-- begin Data extract --
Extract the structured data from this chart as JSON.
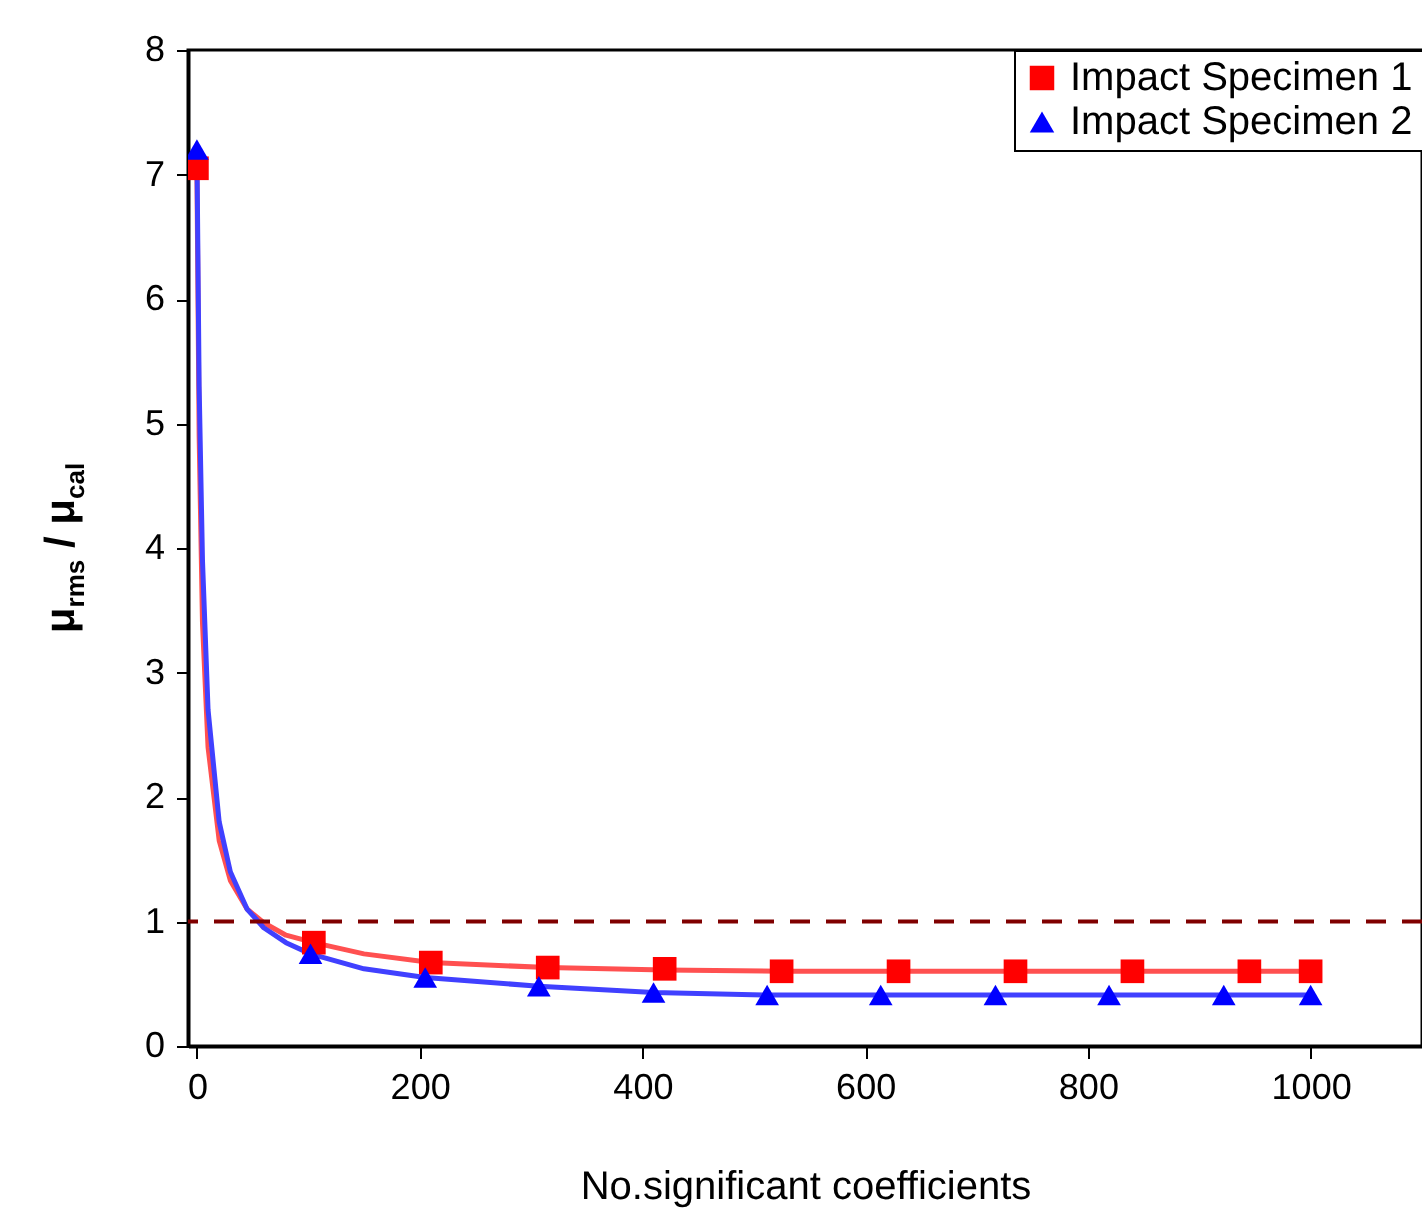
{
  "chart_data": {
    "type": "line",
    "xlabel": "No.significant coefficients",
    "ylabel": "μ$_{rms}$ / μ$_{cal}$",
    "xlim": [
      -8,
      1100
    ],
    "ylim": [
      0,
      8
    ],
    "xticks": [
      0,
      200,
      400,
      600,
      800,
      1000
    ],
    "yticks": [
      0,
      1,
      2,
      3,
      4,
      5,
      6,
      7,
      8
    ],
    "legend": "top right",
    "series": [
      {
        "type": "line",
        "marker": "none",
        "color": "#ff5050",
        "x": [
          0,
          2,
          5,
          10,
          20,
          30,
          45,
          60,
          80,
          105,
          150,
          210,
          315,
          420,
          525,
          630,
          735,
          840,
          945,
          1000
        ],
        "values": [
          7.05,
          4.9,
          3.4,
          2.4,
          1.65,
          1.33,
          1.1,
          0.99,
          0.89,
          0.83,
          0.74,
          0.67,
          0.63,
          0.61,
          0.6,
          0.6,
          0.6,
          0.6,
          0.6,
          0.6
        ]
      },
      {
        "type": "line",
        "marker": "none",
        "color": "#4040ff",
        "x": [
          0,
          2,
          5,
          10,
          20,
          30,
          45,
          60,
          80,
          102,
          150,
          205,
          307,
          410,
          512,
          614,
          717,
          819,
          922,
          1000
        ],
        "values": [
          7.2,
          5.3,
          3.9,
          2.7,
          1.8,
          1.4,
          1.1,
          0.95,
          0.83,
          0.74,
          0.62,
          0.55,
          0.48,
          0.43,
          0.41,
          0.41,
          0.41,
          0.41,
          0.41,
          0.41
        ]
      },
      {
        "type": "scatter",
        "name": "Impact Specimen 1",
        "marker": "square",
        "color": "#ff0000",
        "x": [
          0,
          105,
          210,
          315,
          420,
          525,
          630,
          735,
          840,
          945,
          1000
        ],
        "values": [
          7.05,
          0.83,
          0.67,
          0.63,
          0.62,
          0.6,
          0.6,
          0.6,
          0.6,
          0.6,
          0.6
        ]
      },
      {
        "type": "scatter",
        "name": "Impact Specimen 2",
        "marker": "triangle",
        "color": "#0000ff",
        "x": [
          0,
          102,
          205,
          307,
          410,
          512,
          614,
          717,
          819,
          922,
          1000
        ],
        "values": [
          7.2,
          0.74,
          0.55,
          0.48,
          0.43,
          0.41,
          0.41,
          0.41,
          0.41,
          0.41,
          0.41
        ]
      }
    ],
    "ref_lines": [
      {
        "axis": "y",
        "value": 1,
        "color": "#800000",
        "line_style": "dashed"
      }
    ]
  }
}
-- end Data extract --
-- begin Data extract --
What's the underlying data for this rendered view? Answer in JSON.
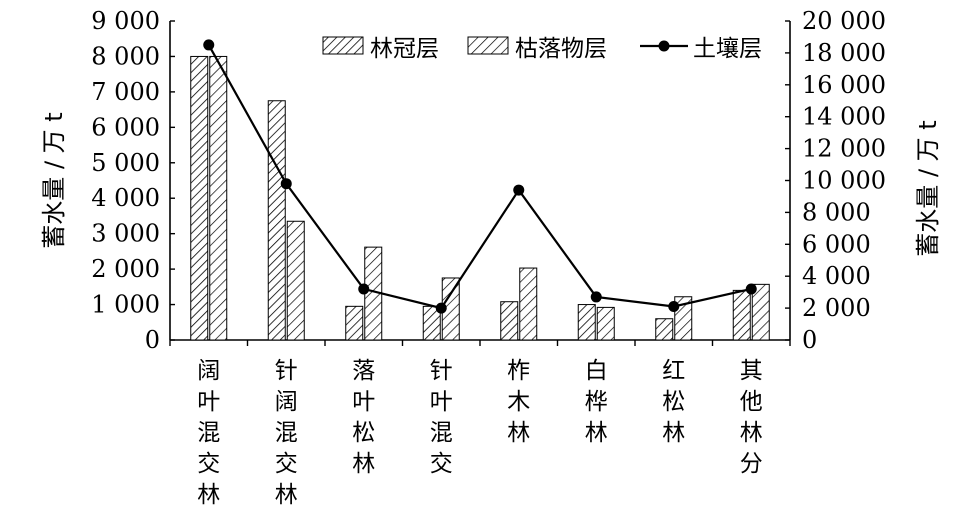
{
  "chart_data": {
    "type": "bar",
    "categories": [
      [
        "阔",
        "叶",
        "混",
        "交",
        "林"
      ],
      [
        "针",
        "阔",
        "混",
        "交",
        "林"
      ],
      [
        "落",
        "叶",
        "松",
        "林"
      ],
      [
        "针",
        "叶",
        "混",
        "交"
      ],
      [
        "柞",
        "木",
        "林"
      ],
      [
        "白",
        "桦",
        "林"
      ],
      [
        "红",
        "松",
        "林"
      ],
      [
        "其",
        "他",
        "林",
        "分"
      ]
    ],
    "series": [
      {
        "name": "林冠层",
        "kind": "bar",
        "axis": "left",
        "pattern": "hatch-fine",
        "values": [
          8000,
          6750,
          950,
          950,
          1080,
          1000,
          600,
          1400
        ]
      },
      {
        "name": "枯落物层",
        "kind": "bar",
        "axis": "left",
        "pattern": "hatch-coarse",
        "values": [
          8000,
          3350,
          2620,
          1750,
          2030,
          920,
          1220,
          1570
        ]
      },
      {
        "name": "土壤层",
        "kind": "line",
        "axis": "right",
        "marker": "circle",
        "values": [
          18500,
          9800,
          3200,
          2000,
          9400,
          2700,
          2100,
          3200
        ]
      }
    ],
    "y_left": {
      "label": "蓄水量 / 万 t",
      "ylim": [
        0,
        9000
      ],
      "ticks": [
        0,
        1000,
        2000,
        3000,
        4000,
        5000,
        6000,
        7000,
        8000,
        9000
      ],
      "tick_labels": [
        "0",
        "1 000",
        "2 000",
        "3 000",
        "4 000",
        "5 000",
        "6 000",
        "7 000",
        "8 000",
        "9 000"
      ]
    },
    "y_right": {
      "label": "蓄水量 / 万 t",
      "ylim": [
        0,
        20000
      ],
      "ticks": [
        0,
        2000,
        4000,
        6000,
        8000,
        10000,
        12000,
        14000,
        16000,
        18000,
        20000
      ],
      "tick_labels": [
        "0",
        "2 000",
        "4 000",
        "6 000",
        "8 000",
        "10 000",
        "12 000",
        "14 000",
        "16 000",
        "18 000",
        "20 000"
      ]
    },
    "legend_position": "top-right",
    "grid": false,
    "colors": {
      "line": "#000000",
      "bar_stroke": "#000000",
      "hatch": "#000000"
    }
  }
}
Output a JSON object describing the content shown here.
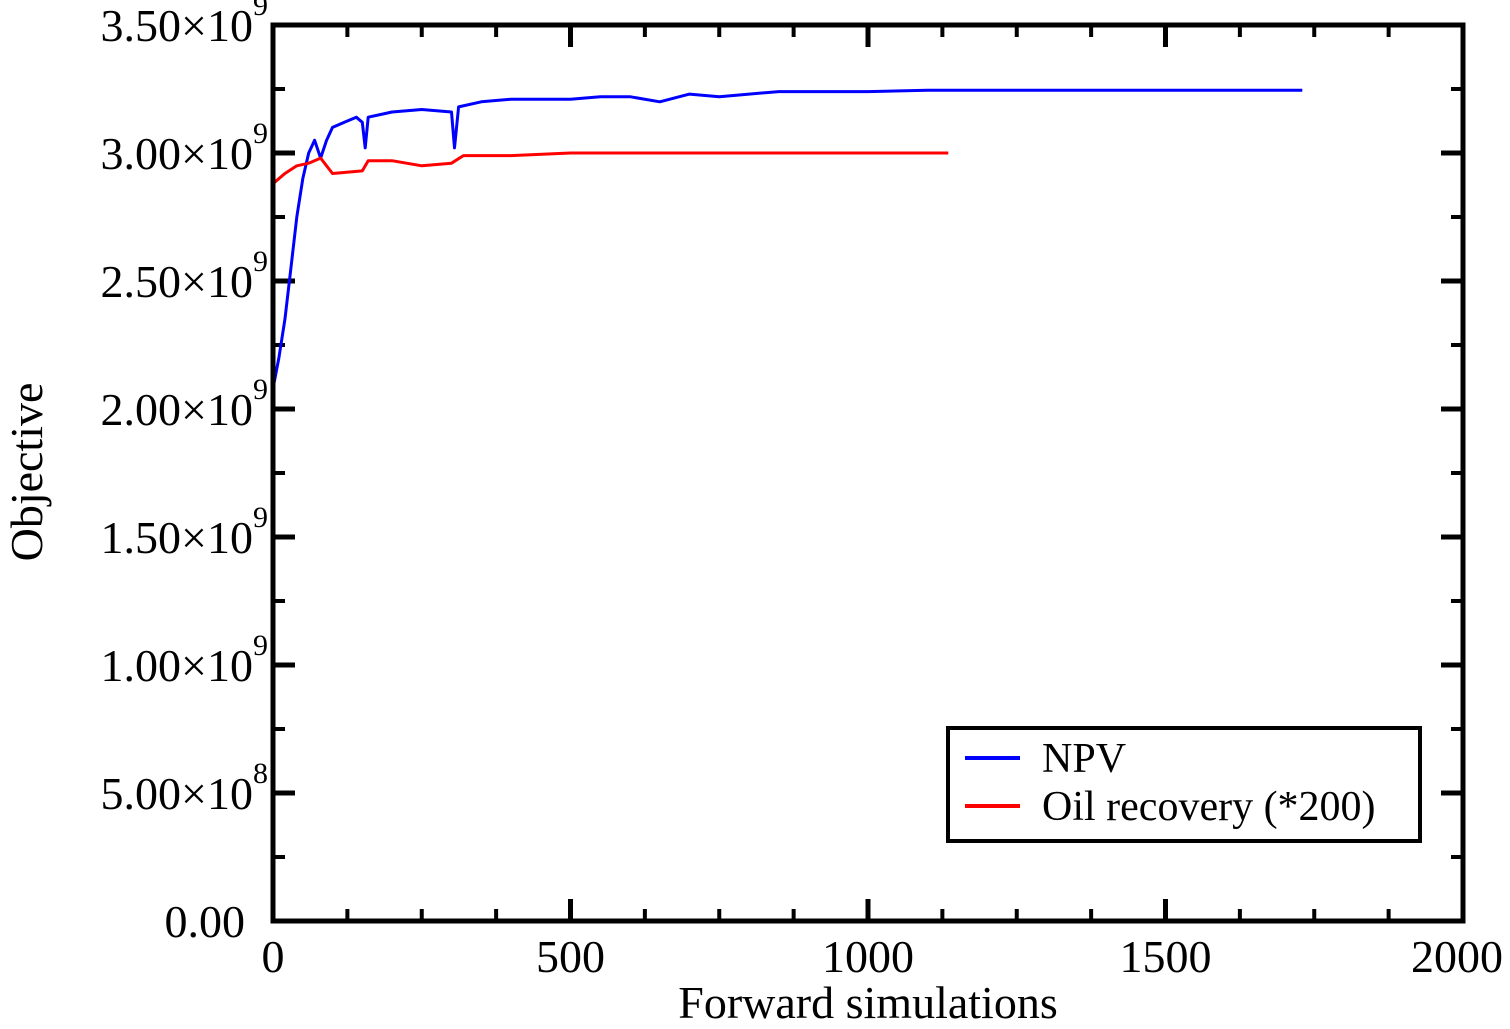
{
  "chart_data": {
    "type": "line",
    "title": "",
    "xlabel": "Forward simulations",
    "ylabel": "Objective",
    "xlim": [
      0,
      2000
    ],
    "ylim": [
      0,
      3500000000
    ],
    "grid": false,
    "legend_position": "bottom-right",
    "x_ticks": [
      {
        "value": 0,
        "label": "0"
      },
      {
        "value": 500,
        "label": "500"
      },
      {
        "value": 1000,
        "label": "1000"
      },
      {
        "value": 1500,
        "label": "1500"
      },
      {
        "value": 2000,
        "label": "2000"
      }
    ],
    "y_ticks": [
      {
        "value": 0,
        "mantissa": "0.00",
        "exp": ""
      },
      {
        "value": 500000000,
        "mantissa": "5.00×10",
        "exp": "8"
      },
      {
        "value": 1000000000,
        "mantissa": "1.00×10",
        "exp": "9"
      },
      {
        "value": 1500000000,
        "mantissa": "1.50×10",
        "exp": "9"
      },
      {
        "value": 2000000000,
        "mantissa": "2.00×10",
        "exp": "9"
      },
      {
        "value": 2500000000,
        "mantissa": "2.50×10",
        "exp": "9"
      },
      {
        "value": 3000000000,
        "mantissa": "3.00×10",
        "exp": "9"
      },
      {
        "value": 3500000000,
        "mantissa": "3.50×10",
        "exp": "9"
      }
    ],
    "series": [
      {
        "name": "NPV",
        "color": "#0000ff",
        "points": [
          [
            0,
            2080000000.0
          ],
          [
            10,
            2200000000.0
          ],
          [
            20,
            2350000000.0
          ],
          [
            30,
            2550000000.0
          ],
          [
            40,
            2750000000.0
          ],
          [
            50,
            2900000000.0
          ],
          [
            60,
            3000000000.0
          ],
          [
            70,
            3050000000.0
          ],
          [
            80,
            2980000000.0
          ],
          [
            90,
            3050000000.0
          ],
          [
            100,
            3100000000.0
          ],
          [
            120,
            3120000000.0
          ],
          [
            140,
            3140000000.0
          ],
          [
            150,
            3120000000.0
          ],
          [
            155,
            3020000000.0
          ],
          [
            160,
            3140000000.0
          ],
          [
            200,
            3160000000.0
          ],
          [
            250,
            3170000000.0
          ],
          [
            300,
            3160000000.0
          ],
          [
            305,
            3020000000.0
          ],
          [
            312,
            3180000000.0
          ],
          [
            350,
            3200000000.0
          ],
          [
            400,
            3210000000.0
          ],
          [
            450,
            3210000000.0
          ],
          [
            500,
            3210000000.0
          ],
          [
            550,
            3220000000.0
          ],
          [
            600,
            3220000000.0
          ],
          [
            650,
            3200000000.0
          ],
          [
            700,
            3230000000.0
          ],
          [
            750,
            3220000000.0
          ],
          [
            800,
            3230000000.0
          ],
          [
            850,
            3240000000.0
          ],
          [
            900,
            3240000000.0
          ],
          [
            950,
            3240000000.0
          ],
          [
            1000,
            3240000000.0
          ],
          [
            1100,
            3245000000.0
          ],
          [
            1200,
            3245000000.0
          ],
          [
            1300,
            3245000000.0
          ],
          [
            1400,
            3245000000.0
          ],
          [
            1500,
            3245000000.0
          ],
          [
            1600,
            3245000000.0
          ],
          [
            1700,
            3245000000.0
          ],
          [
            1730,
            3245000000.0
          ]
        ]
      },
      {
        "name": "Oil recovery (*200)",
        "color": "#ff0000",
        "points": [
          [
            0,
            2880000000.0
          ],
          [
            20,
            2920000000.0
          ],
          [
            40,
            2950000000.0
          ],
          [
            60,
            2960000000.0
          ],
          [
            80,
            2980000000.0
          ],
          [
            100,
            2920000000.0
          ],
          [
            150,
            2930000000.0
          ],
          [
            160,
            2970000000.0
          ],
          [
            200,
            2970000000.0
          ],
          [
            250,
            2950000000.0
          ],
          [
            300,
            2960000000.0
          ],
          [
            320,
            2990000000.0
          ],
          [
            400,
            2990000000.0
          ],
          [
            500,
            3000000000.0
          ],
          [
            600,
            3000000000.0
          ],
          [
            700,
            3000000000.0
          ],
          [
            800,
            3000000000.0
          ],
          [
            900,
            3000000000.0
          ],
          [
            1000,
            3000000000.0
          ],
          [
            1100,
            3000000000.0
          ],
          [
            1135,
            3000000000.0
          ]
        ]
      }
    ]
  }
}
-- end Data extract --
-- begin Data extract --
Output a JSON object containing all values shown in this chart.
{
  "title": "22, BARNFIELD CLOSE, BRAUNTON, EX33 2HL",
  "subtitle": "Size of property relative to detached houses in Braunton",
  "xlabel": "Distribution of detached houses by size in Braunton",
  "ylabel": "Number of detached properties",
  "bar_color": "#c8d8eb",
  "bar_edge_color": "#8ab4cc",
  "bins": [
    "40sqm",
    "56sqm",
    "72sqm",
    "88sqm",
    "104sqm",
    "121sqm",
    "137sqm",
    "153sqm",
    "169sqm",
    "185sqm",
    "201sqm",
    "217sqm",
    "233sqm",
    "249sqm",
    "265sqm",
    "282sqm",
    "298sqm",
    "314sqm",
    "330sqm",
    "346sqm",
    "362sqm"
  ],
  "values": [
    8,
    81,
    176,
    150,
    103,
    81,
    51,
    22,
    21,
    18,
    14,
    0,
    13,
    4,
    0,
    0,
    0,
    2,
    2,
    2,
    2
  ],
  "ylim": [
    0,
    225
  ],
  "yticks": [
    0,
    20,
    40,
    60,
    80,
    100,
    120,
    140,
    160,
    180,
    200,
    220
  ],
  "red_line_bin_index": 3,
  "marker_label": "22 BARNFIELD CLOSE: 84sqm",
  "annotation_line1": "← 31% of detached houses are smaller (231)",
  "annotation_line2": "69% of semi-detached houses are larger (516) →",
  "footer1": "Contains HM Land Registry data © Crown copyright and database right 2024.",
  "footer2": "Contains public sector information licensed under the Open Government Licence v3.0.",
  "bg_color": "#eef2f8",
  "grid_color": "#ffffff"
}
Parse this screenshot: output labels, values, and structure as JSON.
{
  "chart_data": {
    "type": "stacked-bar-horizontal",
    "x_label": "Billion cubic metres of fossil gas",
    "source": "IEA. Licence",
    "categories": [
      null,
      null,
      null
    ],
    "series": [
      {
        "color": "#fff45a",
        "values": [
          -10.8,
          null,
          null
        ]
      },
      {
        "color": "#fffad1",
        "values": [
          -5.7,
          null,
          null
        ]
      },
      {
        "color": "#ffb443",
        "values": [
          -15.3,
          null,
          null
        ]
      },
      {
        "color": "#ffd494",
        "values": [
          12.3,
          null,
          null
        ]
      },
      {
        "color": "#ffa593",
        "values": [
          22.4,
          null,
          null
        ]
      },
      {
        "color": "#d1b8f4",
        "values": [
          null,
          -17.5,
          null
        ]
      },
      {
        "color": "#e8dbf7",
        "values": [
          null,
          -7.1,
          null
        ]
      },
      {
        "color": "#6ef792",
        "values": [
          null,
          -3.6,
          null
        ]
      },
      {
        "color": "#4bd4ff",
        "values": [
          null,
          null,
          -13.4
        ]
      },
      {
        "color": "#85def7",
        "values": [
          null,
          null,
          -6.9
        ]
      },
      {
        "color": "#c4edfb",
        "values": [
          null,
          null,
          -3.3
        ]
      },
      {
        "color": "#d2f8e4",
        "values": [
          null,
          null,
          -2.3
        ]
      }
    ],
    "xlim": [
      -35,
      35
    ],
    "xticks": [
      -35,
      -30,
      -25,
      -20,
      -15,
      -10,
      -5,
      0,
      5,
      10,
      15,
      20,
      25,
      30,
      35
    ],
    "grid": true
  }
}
-- end Data extract --
State how many lines of the listing include "JSON", and nothing more.

5